**Goal of the exercise**
Return the listing below exactly, with the pictures dropped.

**Input rows**
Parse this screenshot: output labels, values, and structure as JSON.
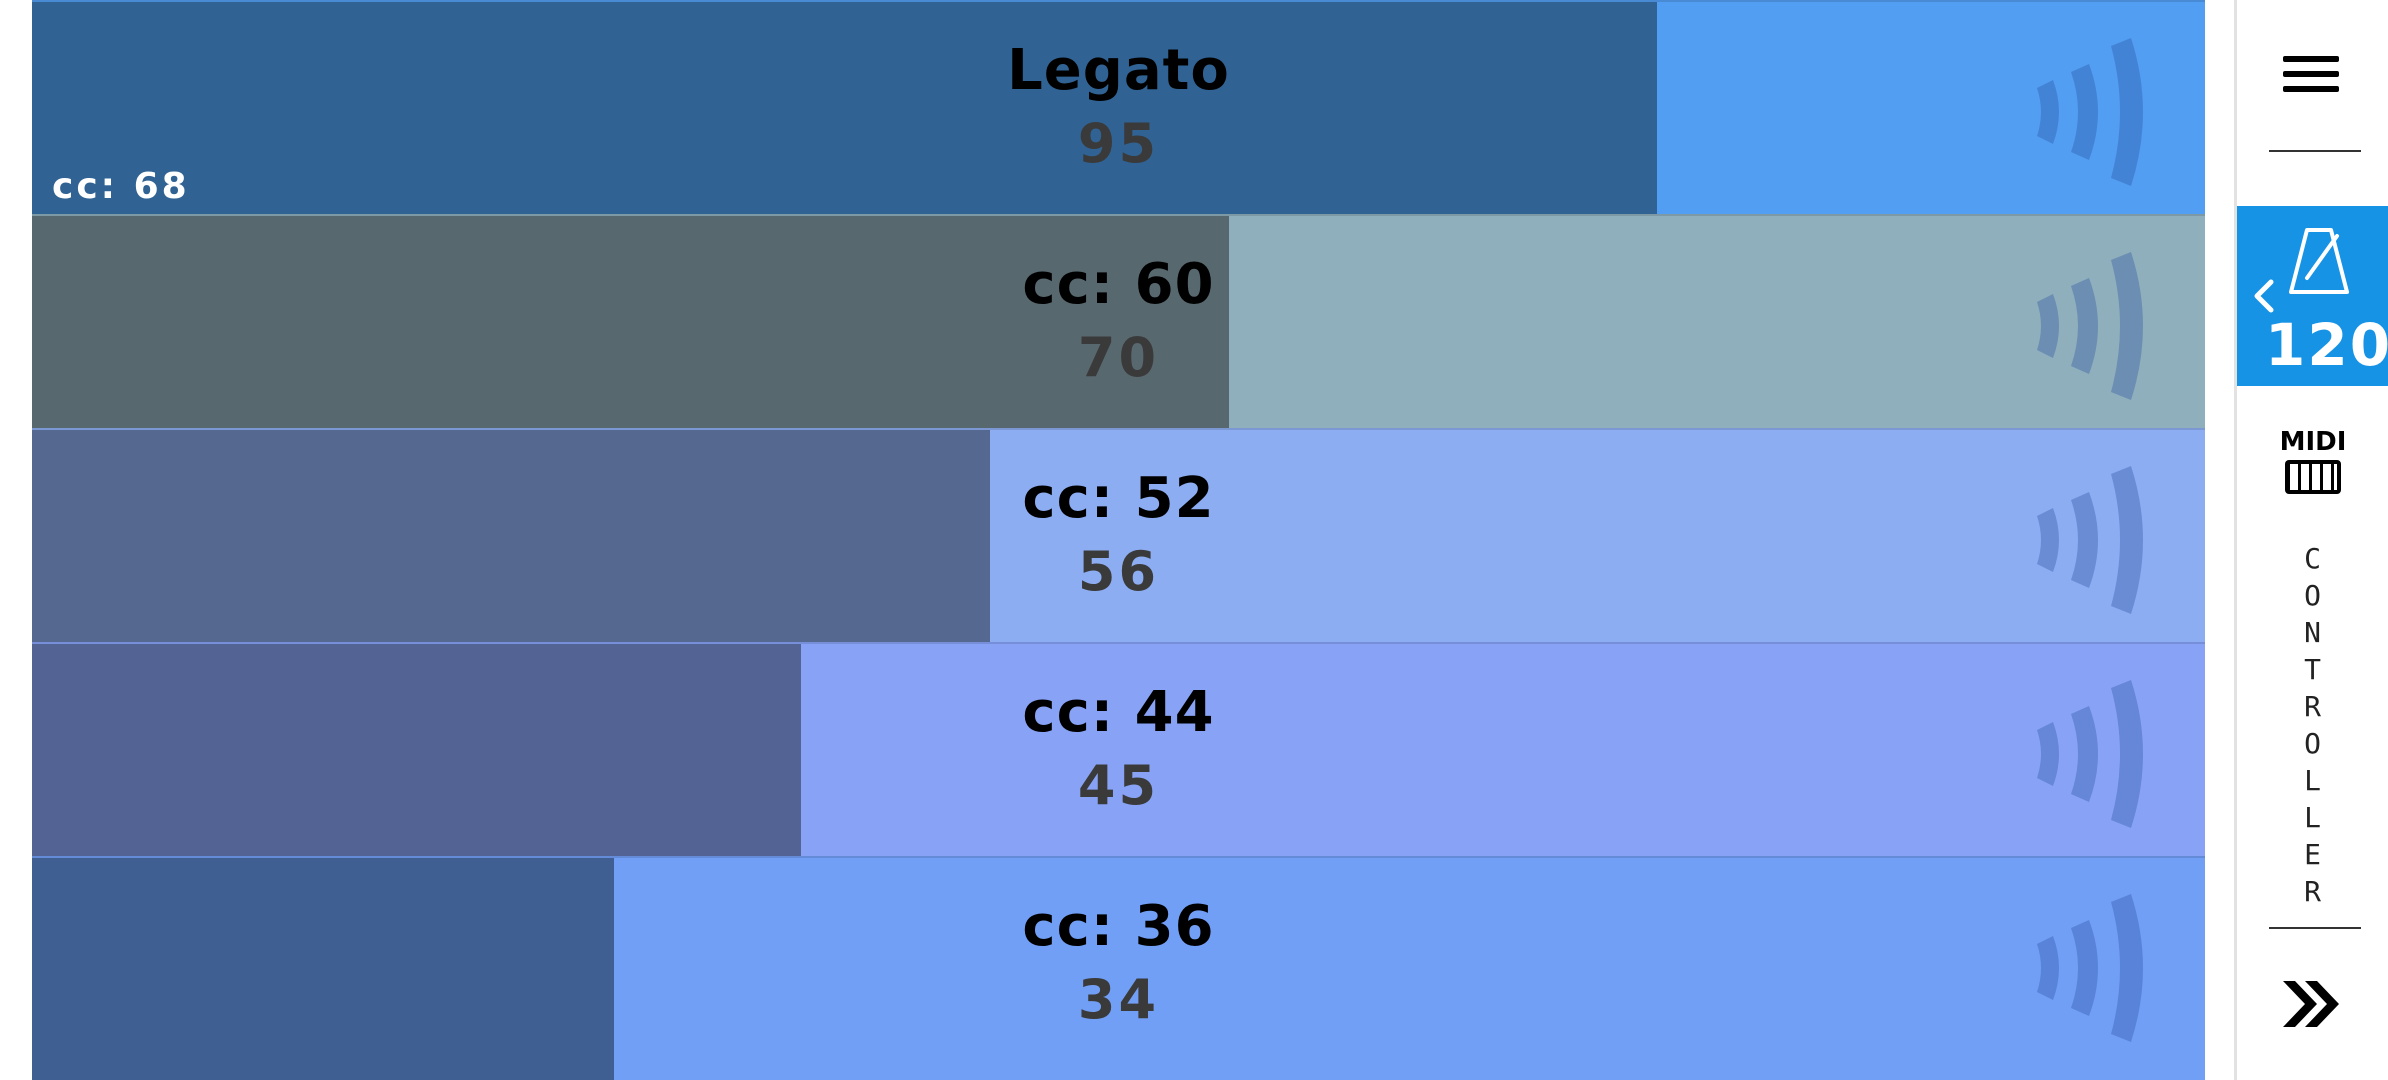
{
  "sliders": [
    {
      "title": "Legato",
      "value": "95",
      "cc_tag": "cc: 68",
      "fill_fraction": 0.748,
      "fill_color": "#306394",
      "track_color": "#529ef2"
    },
    {
      "title": "cc: 60",
      "value": "70",
      "cc_tag": "",
      "fill_fraction": 0.551,
      "fill_color": "#58686f",
      "track_color": "#8fafbc"
    },
    {
      "title": "cc: 52",
      "value": "56",
      "cc_tag": "",
      "fill_fraction": 0.441,
      "fill_color": "#55688f",
      "track_color": "#8dadf2"
    },
    {
      "title": "cc: 44",
      "value": "45",
      "cc_tag": "",
      "fill_fraction": 0.354,
      "fill_color": "#526394",
      "track_color": "#88a3f6"
    },
    {
      "title": "cc: 36",
      "value": "34",
      "cc_tag": "",
      "fill_fraction": 0.268,
      "fill_color": "#3f5f93",
      "track_color": "#729ff6"
    }
  ],
  "sidebar": {
    "menu_icon": "hamburger-menu-icon",
    "tempo": {
      "value": "120",
      "icon": "metronome-icon",
      "expand_icon": "chevron-left-icon",
      "color": "#1793e6"
    },
    "midi_icon": "midi-keyboard-icon",
    "vertical_label": [
      "C",
      "O",
      "N",
      "T",
      "R",
      "O",
      "L",
      "L",
      "E",
      "R"
    ],
    "next_icon": "double-chevron-right-icon"
  }
}
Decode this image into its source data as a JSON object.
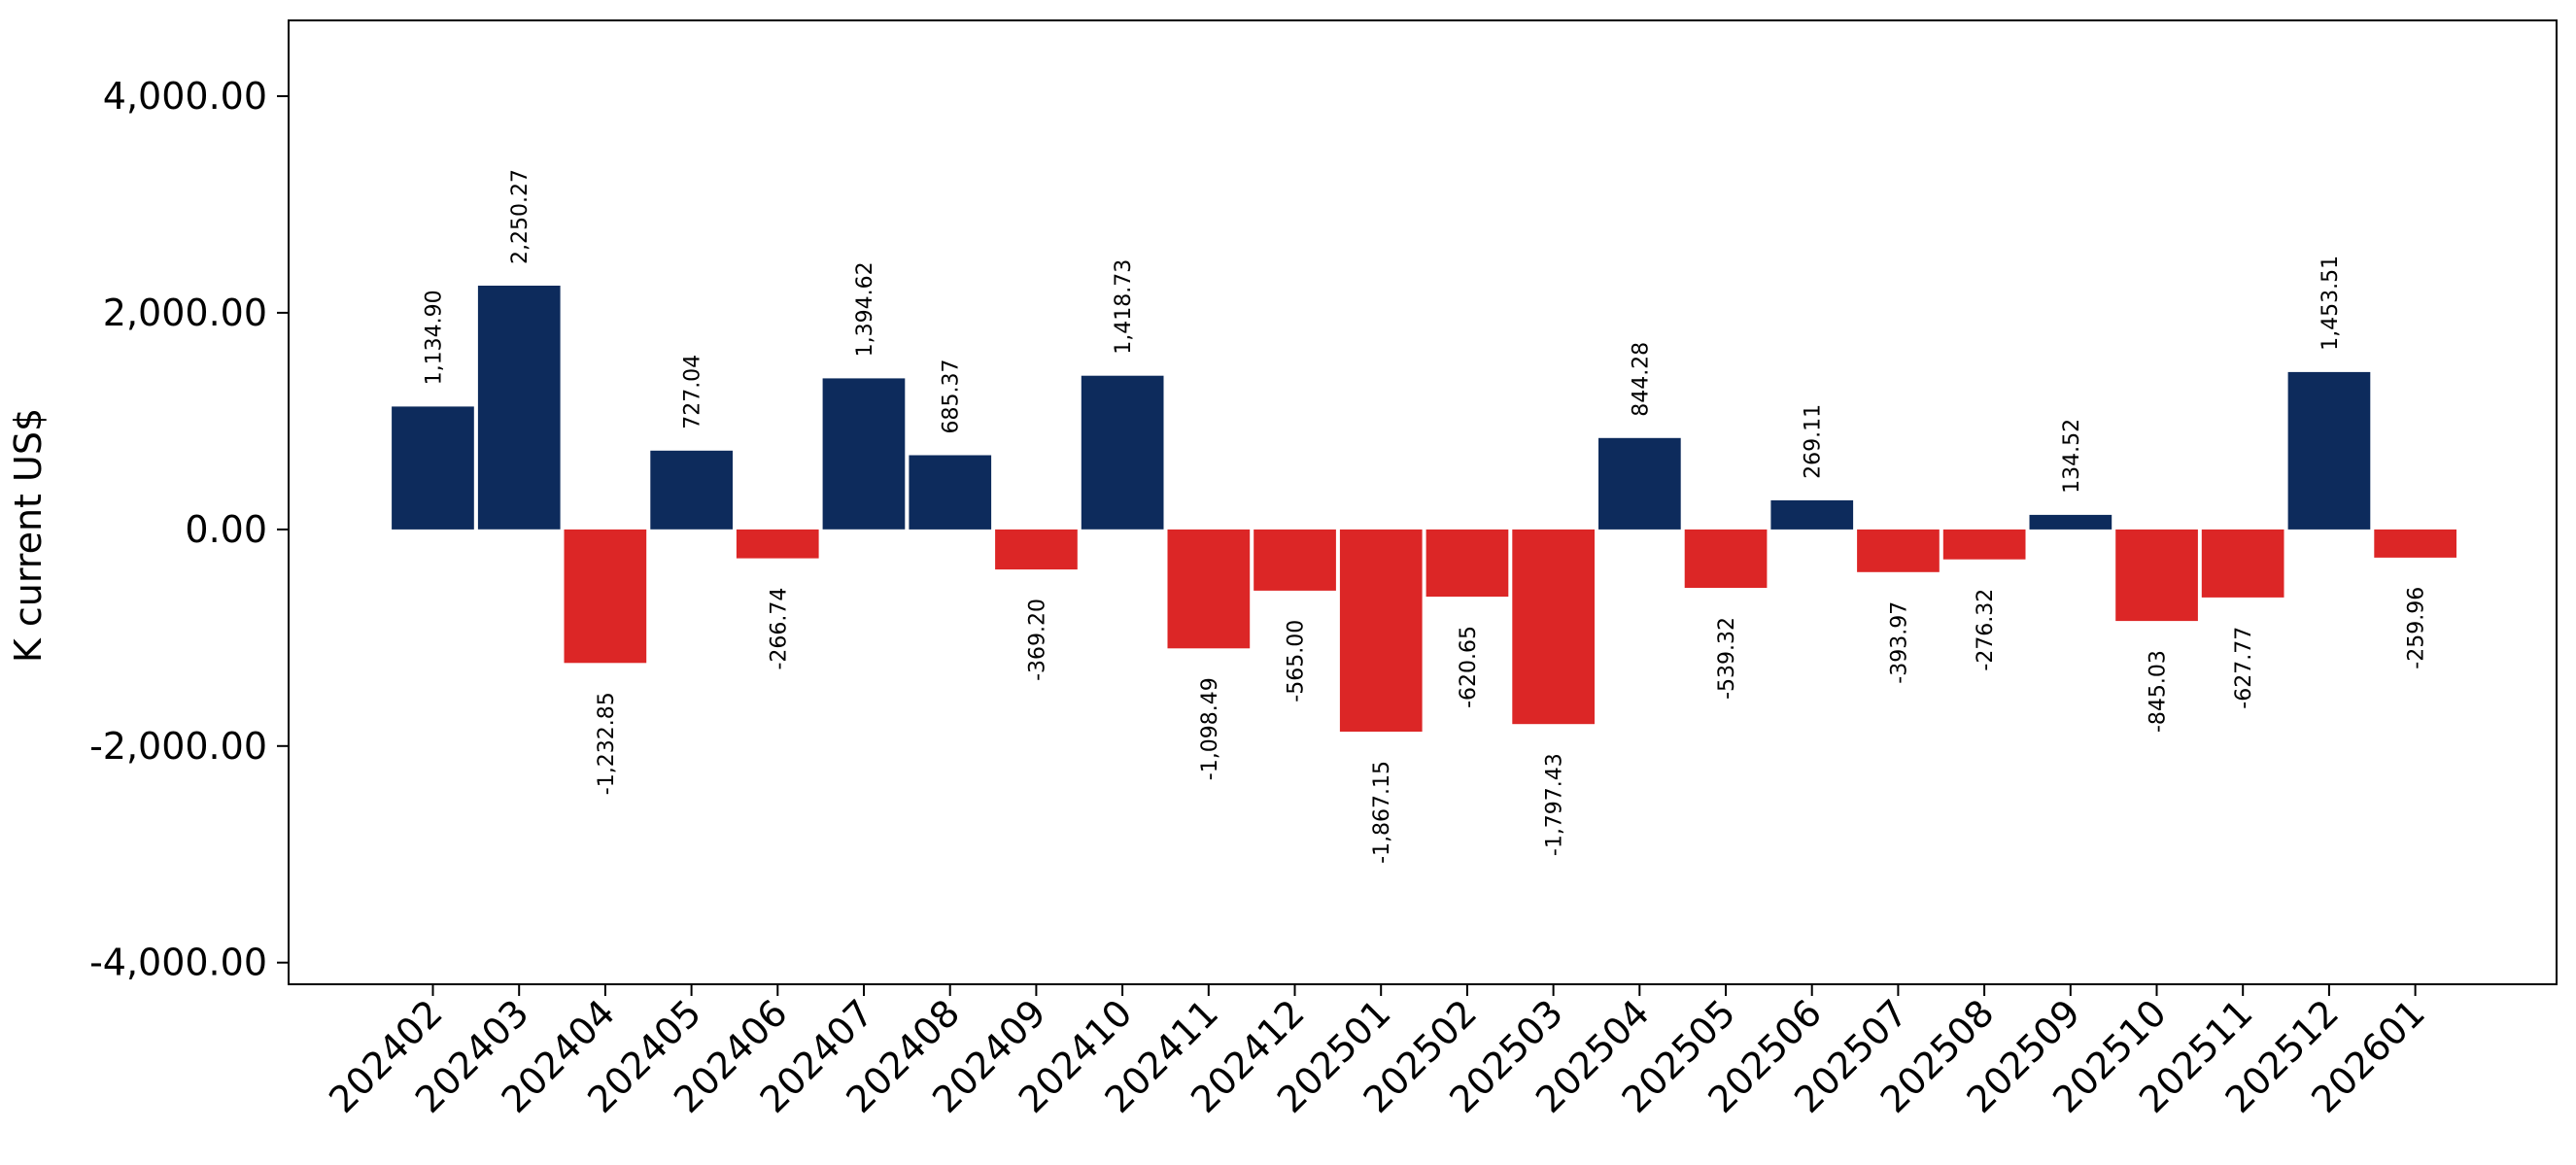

**Correct result**
Parse this screenshot: output labels, values, and structure as JSON.
{
  "sliders": [
    {
      "title": "Legato",
      "value": "95",
      "cc_tag": "cc: 68",
      "fill_fraction": 0.748,
      "fill_color": "#306394",
      "track_color": "#529ef2"
    },
    {
      "title": "cc: 60",
      "value": "70",
      "cc_tag": "",
      "fill_fraction": 0.551,
      "fill_color": "#58686f",
      "track_color": "#8fafbc"
    },
    {
      "title": "cc: 52",
      "value": "56",
      "cc_tag": "",
      "fill_fraction": 0.441,
      "fill_color": "#55688f",
      "track_color": "#8dadf2"
    },
    {
      "title": "cc: 44",
      "value": "45",
      "cc_tag": "",
      "fill_fraction": 0.354,
      "fill_color": "#526394",
      "track_color": "#88a3f6"
    },
    {
      "title": "cc: 36",
      "value": "34",
      "cc_tag": "",
      "fill_fraction": 0.268,
      "fill_color": "#3f5f93",
      "track_color": "#729ff6"
    }
  ],
  "sidebar": {
    "menu_icon": "hamburger-menu-icon",
    "tempo": {
      "value": "120",
      "icon": "metronome-icon",
      "expand_icon": "chevron-left-icon",
      "color": "#1793e6"
    },
    "midi_icon": "midi-keyboard-icon",
    "vertical_label": [
      "C",
      "O",
      "N",
      "T",
      "R",
      "O",
      "L",
      "L",
      "E",
      "R"
    ],
    "next_icon": "double-chevron-right-icon"
  }
}
Decode this image into its source data as a JSON object.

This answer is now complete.